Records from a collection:
::::
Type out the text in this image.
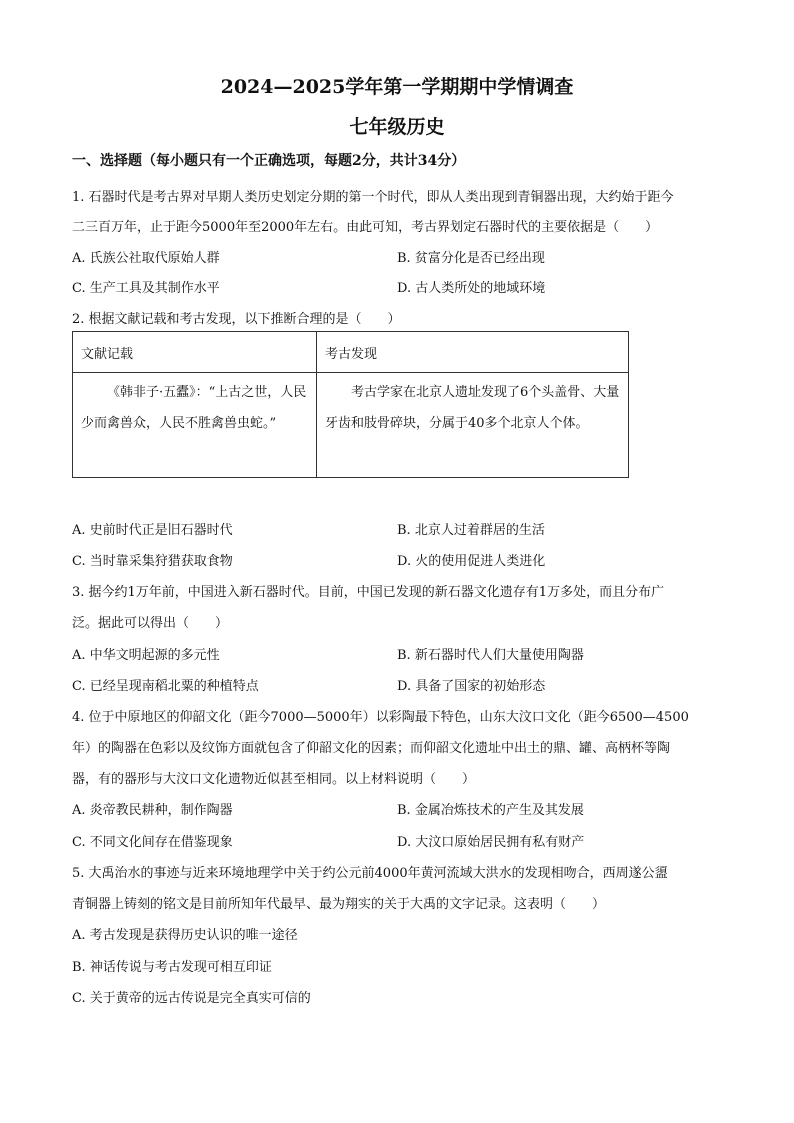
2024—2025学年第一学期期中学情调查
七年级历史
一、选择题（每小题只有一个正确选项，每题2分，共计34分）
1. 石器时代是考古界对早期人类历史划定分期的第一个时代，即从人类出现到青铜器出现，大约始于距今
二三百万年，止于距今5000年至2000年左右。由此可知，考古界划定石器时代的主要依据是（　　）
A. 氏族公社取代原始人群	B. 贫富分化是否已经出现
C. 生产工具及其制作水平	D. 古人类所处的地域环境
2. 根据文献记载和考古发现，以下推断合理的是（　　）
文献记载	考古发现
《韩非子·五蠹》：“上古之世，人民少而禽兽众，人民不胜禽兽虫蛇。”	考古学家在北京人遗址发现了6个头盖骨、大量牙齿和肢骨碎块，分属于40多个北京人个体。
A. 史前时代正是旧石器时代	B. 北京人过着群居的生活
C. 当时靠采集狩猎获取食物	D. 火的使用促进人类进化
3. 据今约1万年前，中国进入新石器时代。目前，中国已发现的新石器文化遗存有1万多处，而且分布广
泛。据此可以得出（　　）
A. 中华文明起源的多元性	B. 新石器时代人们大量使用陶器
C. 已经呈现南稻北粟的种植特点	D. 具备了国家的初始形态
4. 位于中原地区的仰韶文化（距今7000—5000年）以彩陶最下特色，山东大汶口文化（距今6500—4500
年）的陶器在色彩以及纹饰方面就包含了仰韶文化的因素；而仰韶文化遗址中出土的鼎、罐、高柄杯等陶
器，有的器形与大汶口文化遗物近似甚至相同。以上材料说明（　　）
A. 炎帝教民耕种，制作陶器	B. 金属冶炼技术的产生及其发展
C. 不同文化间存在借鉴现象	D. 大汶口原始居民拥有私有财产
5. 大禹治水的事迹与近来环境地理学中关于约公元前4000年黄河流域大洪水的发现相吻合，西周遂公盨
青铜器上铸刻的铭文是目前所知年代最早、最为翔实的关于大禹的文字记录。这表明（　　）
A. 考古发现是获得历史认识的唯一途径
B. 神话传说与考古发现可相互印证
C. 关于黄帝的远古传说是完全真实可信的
::::
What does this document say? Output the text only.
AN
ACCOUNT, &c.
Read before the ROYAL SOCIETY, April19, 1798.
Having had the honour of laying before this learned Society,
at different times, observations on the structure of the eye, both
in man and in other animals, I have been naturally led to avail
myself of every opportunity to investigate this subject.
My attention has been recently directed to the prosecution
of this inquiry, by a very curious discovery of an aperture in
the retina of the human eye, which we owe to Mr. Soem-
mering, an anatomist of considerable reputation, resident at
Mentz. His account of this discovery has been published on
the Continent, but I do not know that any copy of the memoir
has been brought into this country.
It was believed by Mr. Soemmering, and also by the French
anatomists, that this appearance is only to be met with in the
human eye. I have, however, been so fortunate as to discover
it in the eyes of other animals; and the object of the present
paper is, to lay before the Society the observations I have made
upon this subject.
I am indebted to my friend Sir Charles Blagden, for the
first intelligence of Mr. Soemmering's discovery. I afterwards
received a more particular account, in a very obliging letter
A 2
::::
OBJECTIVE:
State how many lines of the listing include "human", and nothing more.

EXERCISE RESULT:
2